• [Do this] Duplicate the entries from the line with "tab-wire-rope[interactable]: 钢丝绳 [431,308,489,326]" to the line with "surface-area-value: 0.8 [362,452,386,467]", copying each one exactly and including both of those lines.

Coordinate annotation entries
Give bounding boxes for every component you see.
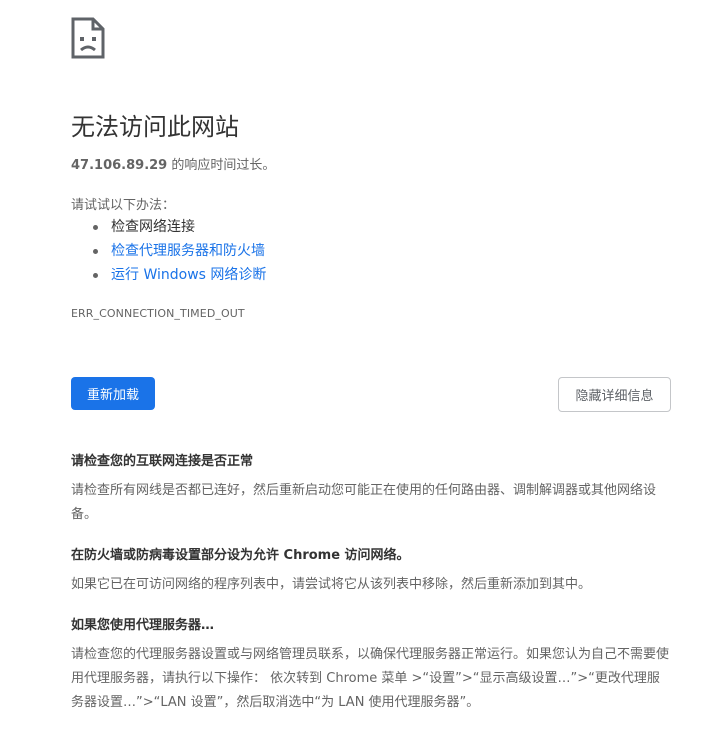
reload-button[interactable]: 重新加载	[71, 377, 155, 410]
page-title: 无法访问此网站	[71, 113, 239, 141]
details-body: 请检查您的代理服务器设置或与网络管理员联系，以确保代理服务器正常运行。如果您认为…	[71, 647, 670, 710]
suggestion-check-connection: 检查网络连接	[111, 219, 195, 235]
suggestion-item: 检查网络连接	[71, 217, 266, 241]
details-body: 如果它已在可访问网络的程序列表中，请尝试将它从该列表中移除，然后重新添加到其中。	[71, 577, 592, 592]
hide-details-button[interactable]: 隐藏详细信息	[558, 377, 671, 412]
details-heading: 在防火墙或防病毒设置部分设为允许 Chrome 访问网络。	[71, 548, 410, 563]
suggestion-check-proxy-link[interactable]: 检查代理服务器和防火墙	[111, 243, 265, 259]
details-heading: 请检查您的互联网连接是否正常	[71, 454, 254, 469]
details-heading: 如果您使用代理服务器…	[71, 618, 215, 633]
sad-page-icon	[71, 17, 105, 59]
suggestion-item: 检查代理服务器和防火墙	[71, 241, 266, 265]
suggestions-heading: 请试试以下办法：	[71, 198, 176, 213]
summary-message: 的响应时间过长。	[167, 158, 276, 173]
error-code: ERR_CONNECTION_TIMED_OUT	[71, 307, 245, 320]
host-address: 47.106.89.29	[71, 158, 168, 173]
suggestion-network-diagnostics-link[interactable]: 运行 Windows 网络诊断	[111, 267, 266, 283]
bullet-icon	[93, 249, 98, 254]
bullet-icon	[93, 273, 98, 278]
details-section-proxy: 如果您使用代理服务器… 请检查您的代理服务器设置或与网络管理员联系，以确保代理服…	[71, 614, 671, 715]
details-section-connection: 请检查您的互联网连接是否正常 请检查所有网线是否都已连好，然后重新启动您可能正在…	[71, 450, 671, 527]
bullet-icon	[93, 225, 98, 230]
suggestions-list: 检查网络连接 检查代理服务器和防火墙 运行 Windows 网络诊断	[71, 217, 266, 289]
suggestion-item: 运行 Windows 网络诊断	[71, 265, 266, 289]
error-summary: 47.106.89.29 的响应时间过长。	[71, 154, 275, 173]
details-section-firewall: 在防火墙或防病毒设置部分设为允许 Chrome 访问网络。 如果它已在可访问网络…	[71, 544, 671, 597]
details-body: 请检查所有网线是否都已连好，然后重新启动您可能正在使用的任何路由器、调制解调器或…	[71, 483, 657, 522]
==
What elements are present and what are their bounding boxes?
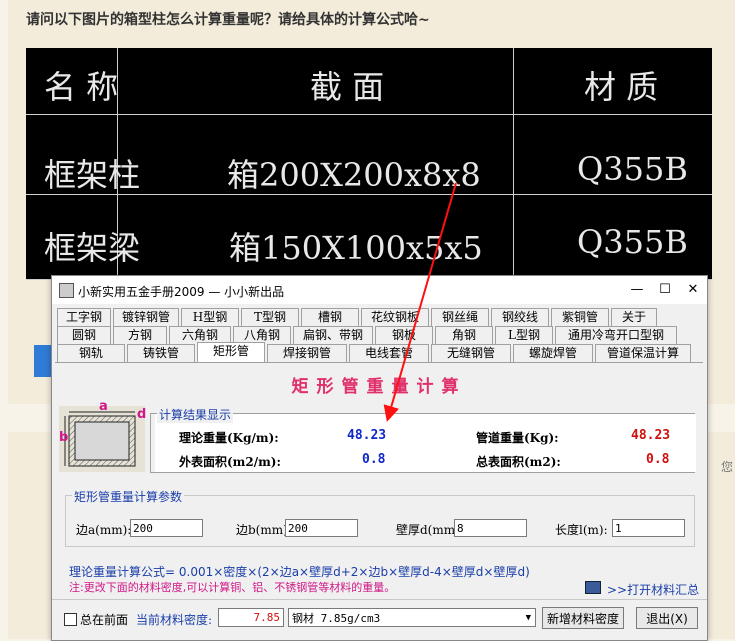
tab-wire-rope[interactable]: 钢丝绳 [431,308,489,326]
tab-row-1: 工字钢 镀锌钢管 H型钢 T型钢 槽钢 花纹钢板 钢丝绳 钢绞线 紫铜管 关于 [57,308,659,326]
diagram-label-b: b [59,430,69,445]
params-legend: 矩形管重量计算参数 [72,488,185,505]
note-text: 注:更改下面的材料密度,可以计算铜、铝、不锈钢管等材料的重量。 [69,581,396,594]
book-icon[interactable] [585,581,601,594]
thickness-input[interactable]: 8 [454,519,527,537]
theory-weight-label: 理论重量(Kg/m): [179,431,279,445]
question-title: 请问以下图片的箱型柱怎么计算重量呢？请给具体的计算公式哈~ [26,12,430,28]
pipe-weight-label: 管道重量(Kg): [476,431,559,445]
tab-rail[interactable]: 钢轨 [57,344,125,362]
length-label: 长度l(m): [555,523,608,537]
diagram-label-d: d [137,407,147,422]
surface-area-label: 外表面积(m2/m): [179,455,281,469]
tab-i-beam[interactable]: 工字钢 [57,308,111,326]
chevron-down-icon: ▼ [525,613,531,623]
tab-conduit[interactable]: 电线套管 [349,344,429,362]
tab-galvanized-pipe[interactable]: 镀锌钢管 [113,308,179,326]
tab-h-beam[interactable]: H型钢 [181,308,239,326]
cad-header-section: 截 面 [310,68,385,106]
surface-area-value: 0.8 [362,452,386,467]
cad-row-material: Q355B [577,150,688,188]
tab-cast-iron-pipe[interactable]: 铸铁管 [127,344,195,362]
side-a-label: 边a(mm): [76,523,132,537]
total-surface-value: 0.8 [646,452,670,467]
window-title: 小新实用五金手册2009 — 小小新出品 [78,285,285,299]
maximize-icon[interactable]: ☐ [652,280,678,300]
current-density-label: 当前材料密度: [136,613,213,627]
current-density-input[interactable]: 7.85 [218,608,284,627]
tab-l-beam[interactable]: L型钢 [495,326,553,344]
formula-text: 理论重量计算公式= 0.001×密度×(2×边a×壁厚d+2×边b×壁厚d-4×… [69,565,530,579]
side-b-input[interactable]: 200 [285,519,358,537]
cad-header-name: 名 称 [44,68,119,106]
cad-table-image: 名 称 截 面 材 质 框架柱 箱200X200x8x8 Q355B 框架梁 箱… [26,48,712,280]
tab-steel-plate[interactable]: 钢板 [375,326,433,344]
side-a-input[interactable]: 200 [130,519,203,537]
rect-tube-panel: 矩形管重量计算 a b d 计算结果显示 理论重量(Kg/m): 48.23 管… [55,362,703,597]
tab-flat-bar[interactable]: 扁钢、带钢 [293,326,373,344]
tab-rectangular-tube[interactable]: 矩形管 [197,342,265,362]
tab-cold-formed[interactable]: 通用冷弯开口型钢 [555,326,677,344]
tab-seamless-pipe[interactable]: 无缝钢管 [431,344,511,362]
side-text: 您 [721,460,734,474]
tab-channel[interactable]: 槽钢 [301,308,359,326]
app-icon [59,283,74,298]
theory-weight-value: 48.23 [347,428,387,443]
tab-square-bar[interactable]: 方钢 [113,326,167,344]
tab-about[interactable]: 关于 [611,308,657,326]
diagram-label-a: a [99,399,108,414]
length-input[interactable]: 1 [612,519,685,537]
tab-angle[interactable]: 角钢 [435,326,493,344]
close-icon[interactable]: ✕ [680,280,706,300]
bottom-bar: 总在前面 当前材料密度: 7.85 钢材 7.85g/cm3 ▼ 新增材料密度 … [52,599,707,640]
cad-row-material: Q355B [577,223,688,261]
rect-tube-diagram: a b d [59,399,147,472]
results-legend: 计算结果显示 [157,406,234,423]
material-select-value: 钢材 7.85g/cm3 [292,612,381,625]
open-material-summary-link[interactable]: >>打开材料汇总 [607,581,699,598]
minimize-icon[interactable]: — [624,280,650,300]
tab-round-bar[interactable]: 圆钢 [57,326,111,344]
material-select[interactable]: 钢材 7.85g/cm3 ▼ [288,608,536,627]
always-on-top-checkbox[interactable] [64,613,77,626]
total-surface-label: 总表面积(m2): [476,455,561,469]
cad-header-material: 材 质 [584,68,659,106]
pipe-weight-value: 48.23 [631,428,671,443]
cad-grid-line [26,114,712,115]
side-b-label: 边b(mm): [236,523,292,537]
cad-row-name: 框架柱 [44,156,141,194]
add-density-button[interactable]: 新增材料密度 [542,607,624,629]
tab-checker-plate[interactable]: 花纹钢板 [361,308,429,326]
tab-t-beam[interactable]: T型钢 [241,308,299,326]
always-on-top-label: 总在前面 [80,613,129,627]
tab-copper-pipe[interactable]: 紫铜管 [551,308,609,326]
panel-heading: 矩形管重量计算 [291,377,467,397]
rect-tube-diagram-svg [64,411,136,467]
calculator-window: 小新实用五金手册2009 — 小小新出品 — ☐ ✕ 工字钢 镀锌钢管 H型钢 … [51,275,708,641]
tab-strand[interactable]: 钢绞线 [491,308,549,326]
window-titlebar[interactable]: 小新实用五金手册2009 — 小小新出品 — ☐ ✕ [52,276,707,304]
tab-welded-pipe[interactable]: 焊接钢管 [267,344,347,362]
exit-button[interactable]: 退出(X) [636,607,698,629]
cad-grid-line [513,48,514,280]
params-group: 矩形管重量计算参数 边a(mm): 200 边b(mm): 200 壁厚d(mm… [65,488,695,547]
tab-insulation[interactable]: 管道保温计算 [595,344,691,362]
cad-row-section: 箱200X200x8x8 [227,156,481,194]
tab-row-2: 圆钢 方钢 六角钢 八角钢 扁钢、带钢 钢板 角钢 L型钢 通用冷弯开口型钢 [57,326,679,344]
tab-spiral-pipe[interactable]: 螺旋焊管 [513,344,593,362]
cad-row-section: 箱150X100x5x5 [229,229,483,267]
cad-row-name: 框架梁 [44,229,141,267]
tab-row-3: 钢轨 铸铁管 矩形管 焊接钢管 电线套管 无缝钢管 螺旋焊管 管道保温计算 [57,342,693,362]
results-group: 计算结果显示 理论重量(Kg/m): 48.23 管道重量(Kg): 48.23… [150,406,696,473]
---
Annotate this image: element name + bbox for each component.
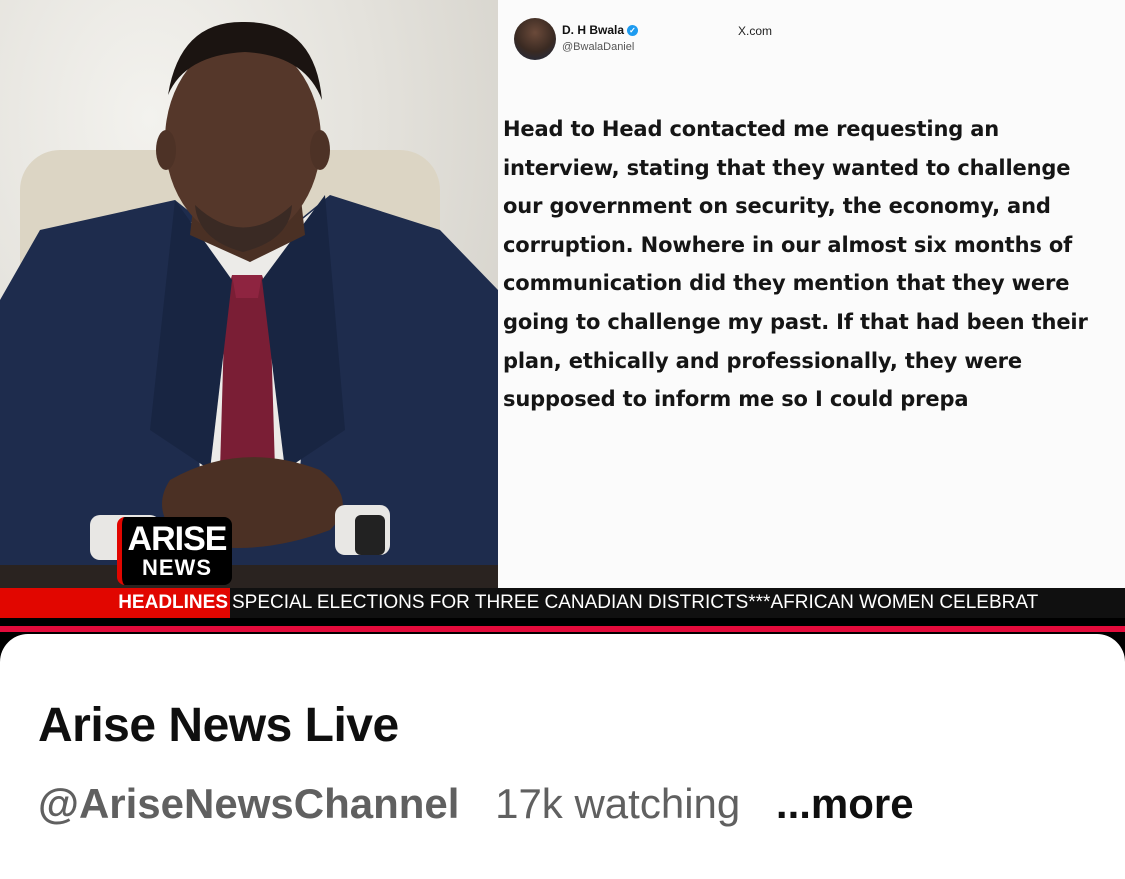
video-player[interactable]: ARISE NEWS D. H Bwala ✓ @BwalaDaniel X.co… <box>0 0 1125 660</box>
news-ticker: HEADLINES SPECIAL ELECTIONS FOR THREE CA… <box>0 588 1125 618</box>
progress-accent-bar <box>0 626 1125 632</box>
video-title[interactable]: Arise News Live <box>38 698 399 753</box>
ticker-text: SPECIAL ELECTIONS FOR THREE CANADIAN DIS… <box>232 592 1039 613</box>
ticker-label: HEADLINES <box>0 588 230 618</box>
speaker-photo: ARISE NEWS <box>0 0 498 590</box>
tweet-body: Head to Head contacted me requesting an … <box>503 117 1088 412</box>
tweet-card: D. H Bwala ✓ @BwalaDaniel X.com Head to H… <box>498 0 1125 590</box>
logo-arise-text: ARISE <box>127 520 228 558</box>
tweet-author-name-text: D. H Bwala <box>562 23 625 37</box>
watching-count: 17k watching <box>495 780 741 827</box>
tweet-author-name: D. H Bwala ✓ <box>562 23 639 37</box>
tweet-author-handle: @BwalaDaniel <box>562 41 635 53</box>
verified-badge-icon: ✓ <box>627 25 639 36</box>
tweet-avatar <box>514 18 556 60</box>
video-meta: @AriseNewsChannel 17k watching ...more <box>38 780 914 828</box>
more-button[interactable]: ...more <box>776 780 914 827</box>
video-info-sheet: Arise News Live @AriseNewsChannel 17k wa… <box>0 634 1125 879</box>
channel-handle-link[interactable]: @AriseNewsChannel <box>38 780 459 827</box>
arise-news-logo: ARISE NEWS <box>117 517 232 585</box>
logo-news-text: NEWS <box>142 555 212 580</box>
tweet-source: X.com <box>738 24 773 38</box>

• [Result of this task]
tab-wire-rope[interactable]: 钢丝绳 [431,308,489,326]
tab-row-1: 工字钢 镀锌钢管 H型钢 T型钢 槽钢 花纹钢板 钢丝绳 钢绞线 紫铜管 关于 [57,308,659,326]
diagram-label-b: b [59,430,69,445]
params-legend: 矩形管重量计算参数 [72,488,185,505]
note-text: 注:更改下面的材料密度,可以计算铜、铝、不锈钢管等材料的重量。 [69,581,396,594]
book-icon[interactable] [585,581,601,594]
thickness-input[interactable]: 8 [454,519,527,537]
theory-weight-label: 理论重量(Kg/m): [179,431,279,445]
question-title: 请问以下图片的箱型柱怎么计算重量呢？请给具体的计算公式哈~ [26,12,430,28]
pipe-weight-label: 管道重量(Kg): [476,431,559,445]
tab-rail[interactable]: 钢轨 [57,344,125,362]
length-label: 长度l(m): [555,523,608,537]
diagram-label-d: d [137,407,147,422]
surface-area-label: 外表面积(m2/m): [179,455,281,469]
tab-i-beam[interactable]: 工字钢 [57,308,111,326]
chevron-down-icon: ▼ [525,613,531,623]
tab-conduit[interactable]: 电线套管 [349,344,429,362]
tab-galvanized-pipe[interactable]: 镀锌钢管 [113,308,179,326]
tab-h-beam[interactable]: H型钢 [181,308,239,326]
cad-header-section: 截 面 [310,68,385,106]
surface-area-value: 0.8 [362,452,386,467]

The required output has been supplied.